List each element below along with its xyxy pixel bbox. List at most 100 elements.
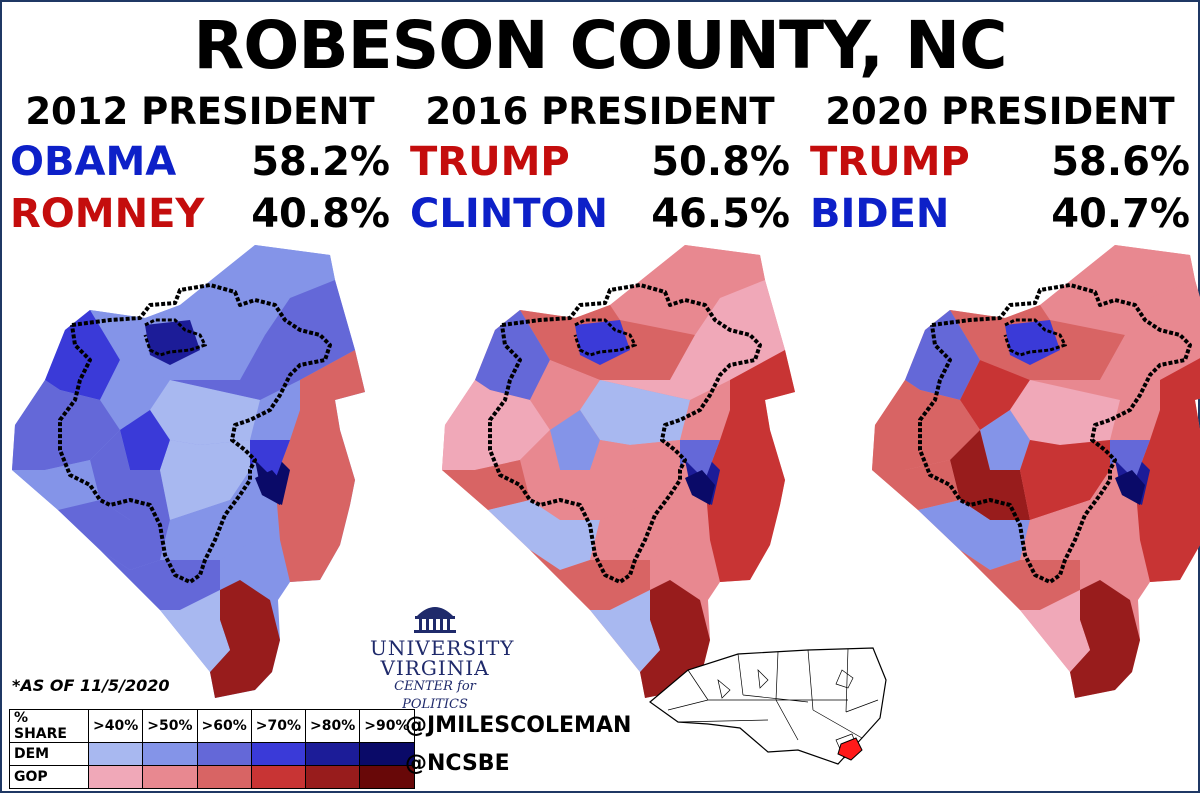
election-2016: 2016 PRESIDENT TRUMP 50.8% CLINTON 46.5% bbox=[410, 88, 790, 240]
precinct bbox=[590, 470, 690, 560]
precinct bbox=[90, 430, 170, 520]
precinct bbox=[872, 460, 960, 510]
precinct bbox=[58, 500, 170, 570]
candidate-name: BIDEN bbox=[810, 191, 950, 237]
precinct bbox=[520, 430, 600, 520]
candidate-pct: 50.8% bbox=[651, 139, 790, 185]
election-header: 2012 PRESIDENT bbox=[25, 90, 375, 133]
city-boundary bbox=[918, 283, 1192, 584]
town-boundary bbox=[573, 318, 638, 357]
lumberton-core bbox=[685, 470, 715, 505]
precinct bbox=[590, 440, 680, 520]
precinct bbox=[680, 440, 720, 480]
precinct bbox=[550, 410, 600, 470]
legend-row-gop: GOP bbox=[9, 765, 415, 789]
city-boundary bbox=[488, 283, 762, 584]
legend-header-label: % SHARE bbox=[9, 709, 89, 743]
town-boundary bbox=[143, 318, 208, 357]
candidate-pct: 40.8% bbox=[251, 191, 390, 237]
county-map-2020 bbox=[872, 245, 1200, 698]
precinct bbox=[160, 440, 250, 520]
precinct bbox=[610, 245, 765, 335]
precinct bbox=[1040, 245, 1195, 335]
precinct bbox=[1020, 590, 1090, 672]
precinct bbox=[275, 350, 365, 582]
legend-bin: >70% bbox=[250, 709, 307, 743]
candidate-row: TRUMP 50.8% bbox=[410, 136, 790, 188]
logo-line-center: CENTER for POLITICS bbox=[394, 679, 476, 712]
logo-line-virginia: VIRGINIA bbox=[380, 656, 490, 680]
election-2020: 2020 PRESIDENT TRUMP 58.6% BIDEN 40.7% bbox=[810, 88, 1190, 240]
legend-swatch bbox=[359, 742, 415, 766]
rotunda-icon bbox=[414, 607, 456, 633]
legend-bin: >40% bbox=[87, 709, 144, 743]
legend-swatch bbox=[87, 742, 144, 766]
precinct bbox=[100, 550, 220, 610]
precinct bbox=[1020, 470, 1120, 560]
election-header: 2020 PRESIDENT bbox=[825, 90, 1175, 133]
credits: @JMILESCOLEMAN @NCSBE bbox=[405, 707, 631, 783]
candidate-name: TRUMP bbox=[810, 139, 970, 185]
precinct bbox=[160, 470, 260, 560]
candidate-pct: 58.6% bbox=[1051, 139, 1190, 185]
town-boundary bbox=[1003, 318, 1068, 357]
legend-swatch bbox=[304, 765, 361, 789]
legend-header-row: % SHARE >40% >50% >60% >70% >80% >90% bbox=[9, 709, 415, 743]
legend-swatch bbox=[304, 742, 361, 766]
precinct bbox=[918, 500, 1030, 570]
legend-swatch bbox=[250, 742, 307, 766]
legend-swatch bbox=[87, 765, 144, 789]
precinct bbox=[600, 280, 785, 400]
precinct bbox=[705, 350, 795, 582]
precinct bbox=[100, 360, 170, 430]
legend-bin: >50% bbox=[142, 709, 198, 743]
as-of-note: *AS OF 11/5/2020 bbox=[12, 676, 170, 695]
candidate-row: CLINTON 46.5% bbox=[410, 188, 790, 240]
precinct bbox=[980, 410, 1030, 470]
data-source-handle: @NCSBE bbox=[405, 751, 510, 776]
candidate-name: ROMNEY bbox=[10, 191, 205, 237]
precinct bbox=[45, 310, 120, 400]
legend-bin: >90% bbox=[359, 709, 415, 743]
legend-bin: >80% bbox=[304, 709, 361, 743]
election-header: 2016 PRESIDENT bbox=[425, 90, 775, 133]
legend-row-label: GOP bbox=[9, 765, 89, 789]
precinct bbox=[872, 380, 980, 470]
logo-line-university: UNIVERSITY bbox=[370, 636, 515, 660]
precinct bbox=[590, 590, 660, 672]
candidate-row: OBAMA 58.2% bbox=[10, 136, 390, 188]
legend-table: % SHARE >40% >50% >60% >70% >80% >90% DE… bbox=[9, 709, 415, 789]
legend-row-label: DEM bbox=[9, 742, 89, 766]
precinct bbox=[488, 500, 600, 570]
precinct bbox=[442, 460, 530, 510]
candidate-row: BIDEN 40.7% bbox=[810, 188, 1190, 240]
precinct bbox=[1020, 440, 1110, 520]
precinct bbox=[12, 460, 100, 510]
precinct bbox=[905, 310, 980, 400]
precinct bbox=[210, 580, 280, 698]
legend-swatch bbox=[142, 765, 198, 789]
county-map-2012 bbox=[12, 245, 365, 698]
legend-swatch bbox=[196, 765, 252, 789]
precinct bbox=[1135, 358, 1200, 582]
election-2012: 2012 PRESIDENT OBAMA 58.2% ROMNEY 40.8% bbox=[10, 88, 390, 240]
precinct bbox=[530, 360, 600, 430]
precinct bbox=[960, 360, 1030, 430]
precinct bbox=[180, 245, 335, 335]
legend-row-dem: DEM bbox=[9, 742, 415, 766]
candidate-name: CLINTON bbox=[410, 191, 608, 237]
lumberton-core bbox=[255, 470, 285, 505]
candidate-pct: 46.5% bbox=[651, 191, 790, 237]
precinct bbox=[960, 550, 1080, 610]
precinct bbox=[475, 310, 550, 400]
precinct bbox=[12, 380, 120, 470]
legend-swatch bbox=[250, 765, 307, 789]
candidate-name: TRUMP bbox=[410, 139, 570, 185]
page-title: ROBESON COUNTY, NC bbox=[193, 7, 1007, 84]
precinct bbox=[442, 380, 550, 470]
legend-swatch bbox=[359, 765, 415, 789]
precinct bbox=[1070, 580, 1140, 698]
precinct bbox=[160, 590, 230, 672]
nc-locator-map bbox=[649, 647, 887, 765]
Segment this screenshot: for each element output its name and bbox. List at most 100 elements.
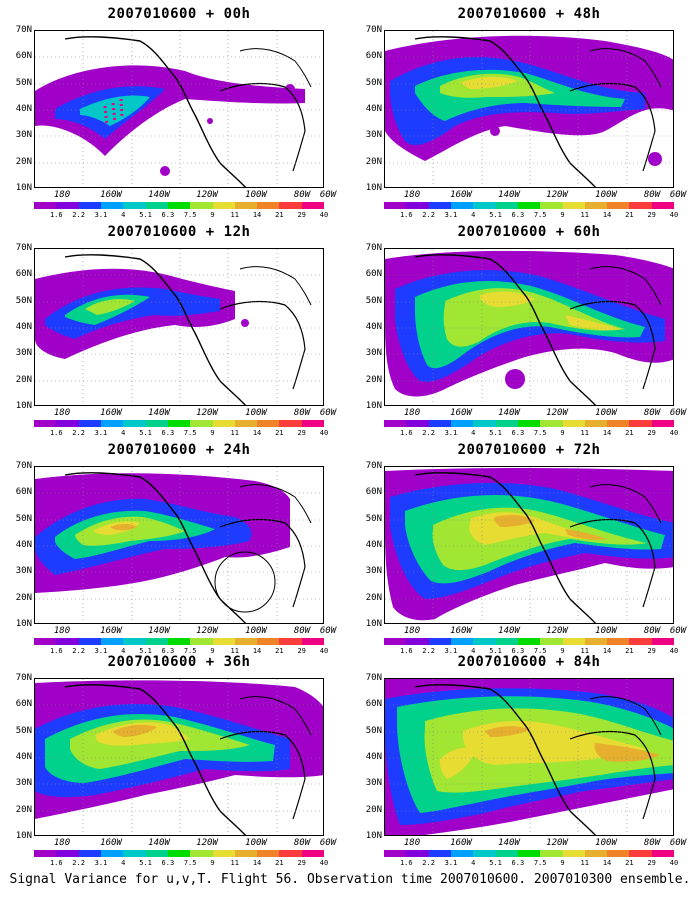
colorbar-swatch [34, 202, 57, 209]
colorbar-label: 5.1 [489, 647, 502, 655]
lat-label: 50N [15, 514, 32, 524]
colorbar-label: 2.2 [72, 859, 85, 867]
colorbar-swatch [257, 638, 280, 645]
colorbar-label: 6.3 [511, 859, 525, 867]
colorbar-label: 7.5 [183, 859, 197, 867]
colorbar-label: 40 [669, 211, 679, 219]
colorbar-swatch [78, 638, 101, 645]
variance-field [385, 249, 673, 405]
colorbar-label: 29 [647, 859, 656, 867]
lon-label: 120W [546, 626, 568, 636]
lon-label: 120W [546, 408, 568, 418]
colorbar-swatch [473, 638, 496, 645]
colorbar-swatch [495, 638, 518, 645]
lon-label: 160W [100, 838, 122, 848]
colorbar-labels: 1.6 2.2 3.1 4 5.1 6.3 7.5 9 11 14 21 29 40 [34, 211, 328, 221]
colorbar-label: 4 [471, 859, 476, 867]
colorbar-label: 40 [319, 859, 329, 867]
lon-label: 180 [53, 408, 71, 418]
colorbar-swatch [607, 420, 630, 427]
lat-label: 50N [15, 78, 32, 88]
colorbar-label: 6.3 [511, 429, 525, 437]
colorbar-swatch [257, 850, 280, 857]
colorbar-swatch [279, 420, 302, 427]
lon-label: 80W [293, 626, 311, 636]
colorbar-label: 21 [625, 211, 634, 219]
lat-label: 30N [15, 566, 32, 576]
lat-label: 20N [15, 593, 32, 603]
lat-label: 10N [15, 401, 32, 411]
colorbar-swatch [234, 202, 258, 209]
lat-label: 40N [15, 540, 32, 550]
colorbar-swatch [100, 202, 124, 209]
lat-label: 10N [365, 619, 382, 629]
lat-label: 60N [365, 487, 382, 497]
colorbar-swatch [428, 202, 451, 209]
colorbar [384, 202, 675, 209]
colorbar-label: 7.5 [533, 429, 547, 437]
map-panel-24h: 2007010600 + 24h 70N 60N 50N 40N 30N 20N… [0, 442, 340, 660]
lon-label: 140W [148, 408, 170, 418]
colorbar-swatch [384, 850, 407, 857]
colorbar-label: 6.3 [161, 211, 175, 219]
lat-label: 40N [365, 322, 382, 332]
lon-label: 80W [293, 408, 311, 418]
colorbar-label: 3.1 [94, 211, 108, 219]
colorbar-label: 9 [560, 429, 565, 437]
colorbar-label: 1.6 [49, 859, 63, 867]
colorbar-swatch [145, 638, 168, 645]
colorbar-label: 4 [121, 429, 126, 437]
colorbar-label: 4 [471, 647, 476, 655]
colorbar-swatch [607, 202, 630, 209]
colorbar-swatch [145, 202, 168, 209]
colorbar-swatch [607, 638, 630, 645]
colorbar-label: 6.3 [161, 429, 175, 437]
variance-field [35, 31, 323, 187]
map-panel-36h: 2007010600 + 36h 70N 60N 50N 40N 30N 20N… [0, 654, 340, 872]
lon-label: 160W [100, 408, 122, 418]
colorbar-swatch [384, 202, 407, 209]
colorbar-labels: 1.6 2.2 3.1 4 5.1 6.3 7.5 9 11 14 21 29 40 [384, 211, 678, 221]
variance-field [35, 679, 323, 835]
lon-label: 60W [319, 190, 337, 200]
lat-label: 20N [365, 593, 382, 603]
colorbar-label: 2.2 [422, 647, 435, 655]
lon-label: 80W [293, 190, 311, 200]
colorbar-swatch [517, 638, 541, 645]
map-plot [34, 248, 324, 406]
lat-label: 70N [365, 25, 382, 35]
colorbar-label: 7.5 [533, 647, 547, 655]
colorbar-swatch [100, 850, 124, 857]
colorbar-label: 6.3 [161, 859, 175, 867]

────

#### Your task:
Can you repeat the stretch of records from the line containing "election-2016: 2016 PRESIDENT" through the line containing "precinct bbox=[705, 350, 795, 582]", switching "candidate-pct" to "candidate-share" and keeping everything else unchanged?

#### Expected answer:
election-2016: 2016 PRESIDENT TRUMP 50.8% CLINTON 46.5% bbox=[410, 88, 790, 240]
precinct bbox=[590, 470, 690, 560]
precinct bbox=[90, 430, 170, 520]
precinct bbox=[872, 460, 960, 510]
precinct bbox=[58, 500, 170, 570]
candidate-name: BIDEN bbox=[810, 191, 950, 237]
precinct bbox=[520, 430, 600, 520]
candidate-share: 50.8% bbox=[651, 139, 790, 185]
election-header: 2012 PRESIDENT bbox=[25, 90, 375, 133]
city-boundary bbox=[918, 283, 1192, 584]
town-boundary bbox=[573, 318, 638, 357]
lumberton-core bbox=[685, 470, 715, 505]
precinct bbox=[590, 440, 680, 520]
precinct bbox=[680, 440, 720, 480]
precinct bbox=[550, 410, 600, 470]
legend-row-gop: GOP bbox=[9, 765, 415, 789]
city-boundary bbox=[488, 283, 762, 584]
legend-header-label: % SHARE bbox=[9, 709, 89, 743]
town-boundary bbox=[143, 318, 208, 357]
candidate-share: 40.8% bbox=[251, 191, 390, 237]
county-map-2020 bbox=[872, 245, 1200, 698]
precinct bbox=[160, 440, 250, 520]
precinct bbox=[610, 245, 765, 335]
precinct bbox=[1040, 245, 1195, 335]
precinct bbox=[1020, 590, 1090, 672]
precinct bbox=[275, 350, 365, 582]
legend-bin: >70% bbox=[250, 709, 307, 743]
candidate-row: TRUMP 50.8% bbox=[410, 136, 790, 188]
logo-line-center: CENTER for POLITICS bbox=[394, 679, 476, 712]
logo-line-virginia: VIRGINIA bbox=[380, 656, 490, 680]
election-2020: 2020 PRESIDENT TRUMP 58.6% BIDEN 40.7% bbox=[810, 88, 1190, 240]
legend-swatch bbox=[359, 742, 415, 766]
rotunda-icon bbox=[414, 607, 456, 633]
legend-bin: >40% bbox=[87, 709, 144, 743]
legend-swatch bbox=[87, 742, 144, 766]
precinct bbox=[100, 550, 220, 610]
precinct bbox=[1020, 470, 1120, 560]
election-header: 2020 PRESIDENT bbox=[825, 90, 1175, 133]
credits: @JMILESCOLEMAN @NCSBE bbox=[405, 707, 631, 783]
candidate-name: TRUMP bbox=[810, 139, 970, 185]
precinct bbox=[160, 470, 260, 560]
candidate-share: 58.6% bbox=[1051, 139, 1190, 185]
town-boundary bbox=[1003, 318, 1068, 357]
legend-swatch bbox=[304, 765, 361, 789]
legend-header-row: % SHARE >40% >50% >60% >70% >80% >90% bbox=[9, 709, 415, 743]
legend-swatch bbox=[304, 742, 361, 766]
precinct bbox=[918, 500, 1030, 570]
legend-swatch bbox=[250, 742, 307, 766]
legend-swatch bbox=[87, 765, 144, 789]
precinct bbox=[600, 280, 785, 400]
precinct bbox=[705, 350, 795, 582]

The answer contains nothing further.